> TO BE DONE:
Quote all of the data below word for word, but leave the pictures out.

> SUPPLIED MATERIAL:
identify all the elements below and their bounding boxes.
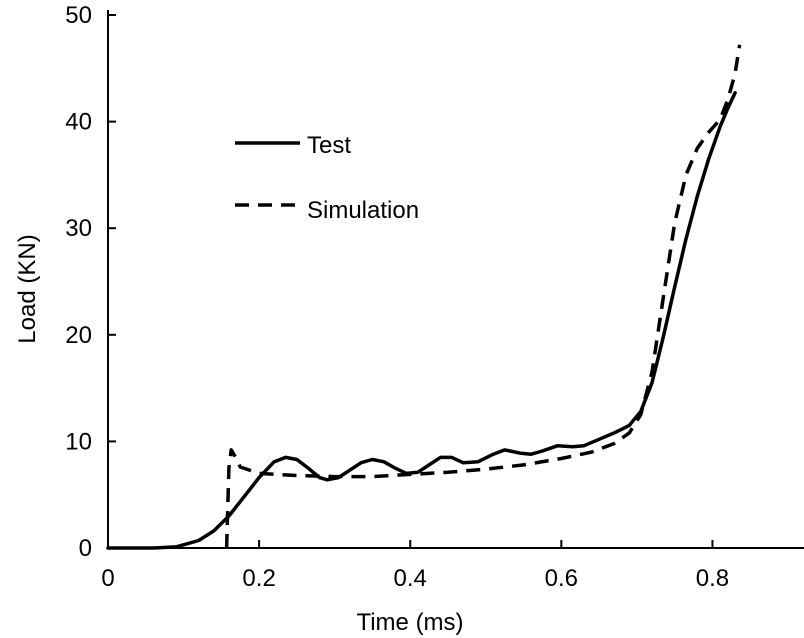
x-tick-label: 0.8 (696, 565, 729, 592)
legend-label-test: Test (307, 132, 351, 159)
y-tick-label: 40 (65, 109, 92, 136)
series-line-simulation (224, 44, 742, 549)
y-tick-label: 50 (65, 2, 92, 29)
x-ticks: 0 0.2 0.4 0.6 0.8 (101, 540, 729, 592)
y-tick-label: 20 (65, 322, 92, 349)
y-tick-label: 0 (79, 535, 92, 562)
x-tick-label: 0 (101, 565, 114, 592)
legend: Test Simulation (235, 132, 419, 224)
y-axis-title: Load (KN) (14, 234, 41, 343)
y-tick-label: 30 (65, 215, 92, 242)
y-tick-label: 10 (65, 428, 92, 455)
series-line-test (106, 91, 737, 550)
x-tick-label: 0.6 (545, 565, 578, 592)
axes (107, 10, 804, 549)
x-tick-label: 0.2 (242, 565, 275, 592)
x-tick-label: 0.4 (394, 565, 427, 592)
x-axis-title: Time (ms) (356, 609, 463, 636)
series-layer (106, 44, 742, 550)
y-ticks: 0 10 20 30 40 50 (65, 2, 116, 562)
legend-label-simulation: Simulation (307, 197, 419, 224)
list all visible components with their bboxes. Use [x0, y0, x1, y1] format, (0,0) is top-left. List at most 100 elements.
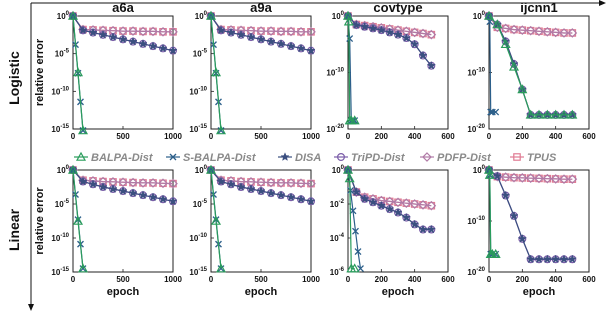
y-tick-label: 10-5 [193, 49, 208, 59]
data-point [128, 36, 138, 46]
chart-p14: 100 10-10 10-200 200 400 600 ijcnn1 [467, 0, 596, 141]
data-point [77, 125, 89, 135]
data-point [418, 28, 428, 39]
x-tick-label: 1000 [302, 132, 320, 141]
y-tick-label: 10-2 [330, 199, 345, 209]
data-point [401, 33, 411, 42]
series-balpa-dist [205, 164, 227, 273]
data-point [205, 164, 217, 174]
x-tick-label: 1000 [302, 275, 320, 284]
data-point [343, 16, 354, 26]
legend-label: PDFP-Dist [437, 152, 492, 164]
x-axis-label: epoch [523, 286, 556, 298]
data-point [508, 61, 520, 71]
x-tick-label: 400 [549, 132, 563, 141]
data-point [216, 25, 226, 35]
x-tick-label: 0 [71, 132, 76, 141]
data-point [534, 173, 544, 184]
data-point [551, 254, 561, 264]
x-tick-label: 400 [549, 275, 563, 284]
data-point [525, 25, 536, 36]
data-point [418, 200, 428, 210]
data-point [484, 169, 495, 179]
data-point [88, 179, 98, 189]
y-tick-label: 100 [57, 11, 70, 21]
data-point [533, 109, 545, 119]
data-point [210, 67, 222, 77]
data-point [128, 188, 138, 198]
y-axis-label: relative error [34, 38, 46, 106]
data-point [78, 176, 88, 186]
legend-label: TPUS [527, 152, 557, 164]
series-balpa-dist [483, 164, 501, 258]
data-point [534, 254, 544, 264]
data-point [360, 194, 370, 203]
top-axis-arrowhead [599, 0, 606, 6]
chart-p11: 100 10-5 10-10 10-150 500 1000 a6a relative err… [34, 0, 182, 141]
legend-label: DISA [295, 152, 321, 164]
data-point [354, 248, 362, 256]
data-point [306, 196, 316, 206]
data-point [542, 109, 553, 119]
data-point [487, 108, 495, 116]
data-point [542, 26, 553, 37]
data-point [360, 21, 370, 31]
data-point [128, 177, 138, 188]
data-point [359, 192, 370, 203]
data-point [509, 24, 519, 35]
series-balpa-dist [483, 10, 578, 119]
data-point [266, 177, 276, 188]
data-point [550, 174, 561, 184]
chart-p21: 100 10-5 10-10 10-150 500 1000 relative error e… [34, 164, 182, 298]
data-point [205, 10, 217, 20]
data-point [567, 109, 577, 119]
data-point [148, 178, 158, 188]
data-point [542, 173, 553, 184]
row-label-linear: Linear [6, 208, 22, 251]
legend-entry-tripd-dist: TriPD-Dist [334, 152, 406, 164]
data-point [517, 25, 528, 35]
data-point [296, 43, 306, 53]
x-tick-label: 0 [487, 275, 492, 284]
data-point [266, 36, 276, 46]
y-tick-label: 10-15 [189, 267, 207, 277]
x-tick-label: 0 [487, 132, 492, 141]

> ANSWER TO THIS TASK:
identify all the elements below and their bounding boxes.
x-tick-label: 0.8 (696, 565, 729, 592)
legend-label-test: Test (307, 132, 351, 159)
y-tick-label: 40 (65, 109, 92, 136)
series-line-simulation (224, 44, 742, 549)
y-tick-label: 50 (65, 2, 92, 29)
x-ticks: 0 0.2 0.4 0.6 0.8 (101, 540, 729, 592)
y-tick-label: 20 (65, 322, 92, 349)
y-tick-label: 0 (79, 535, 92, 562)
x-tick-label: 0 (101, 565, 114, 592)
legend: Test Simulation (235, 132, 419, 224)
y-axis-title: Load (KN) (14, 234, 41, 343)
y-tick-label: 30 (65, 215, 92, 242)
y-tick-label: 10 (65, 428, 92, 455)
series-line-test (106, 91, 737, 550)
x-tick-label: 0.6 (545, 565, 578, 592)
axes (107, 10, 804, 549)
x-tick-label: 0.2 (242, 565, 275, 592)
x-tick-label: 0.4 (394, 565, 427, 592)
x-axis-title: Time (ms) (356, 609, 463, 636)
series-layer (106, 44, 742, 550)
y-ticks: 0 10 20 30 40 50 (65, 2, 116, 562)
legend-label-simulation: Simulation (307, 197, 419, 224)
list all visible components with their bboxes. Use [x0, y0, x1, y1] format, (0,0) is top-left. List at most 100 elements.
y-tick-label: 10-5 [193, 49, 208, 59]
data-point [128, 36, 138, 46]
chart-p14: 100 10-10 10-200 200 400 600 ijcnn1 [467, 0, 596, 141]
data-point [77, 125, 89, 135]
data-point [418, 28, 428, 39]
x-tick-label: 1000 [302, 132, 320, 141]
y-tick-label: 10-2 [330, 199, 345, 209]
data-point [401, 33, 411, 42]
series-balpa-dist [205, 164, 227, 273]
data-point [205, 164, 217, 174]
x-tick-label: 1000 [302, 275, 320, 284]
data-point [343, 16, 354, 26]
legend-label: PDFP-Dist [437, 152, 492, 164]
x-axis-label: epoch [523, 286, 556, 298]
data-point [508, 61, 520, 71]
x-tick-label: 400 [549, 132, 563, 141]
data-point [216, 25, 226, 35]
x-tick-label: 0 [71, 132, 76, 141]
data-point [534, 173, 544, 184]
data-point [551, 254, 561, 264]
x-tick-label: 400 [549, 275, 563, 284]
data-point [525, 25, 536, 36]
data-point [418, 200, 428, 210]
data-point [484, 169, 495, 179]
data-point [88, 179, 98, 189]
y-tick-label: 100 [57, 11, 70, 21]
data-point [533, 109, 545, 119]
data-point [210, 67, 222, 77]
data-point [128, 188, 138, 198]
y-axis-label: relative error [34, 38, 46, 106]
data-point [78, 176, 88, 186]
legend-label: TPUS [527, 152, 557, 164]
series-balpa-dist [483, 164, 501, 258]
data-point [534, 254, 544, 264]
data-point [360, 194, 370, 203]
top-axis-arrowhead [599, 0, 606, 6]
chart-p11: 100 10-5 10-10 10-150 500 1000 a6a relative err… [34, 0, 182, 141]
legend-label: DISA [295, 152, 321, 164]
data-point [354, 248, 362, 256]
data-point [306, 196, 316, 206]
data-point [542, 109, 553, 119]
data-point [487, 108, 495, 116]
data-point [542, 26, 553, 37]
data-point [360, 21, 370, 31]
data-point [128, 177, 138, 188]
data-point [359, 192, 370, 203]
data-point [509, 24, 519, 35]
series-balpa-dist [483, 10, 578, 119]
data-point [266, 177, 276, 188]
data-point [550, 174, 561, 184]
chart-p21: 100 10-5 10-10 10-150 500 1000 relative error e… [34, 164, 182, 298]
data-point [205, 10, 217, 20]
data-point [567, 109, 577, 119]
data-point [148, 178, 158, 188]
data-point [542, 173, 553, 184]
row-label-linear: Linear [6, 208, 22, 251]
legend-entry-tripd-dist: TriPD-Dist [334, 152, 406, 164]
data-point [517, 25, 528, 35]
data-point [296, 43, 306, 53]
x-tick-label: 0 [487, 275, 492, 284]
data-point [266, 36, 276, 46]
y-tick-label: 10-15 [189, 267, 207, 277]
x-tick-label: 0 [487, 132, 492, 141]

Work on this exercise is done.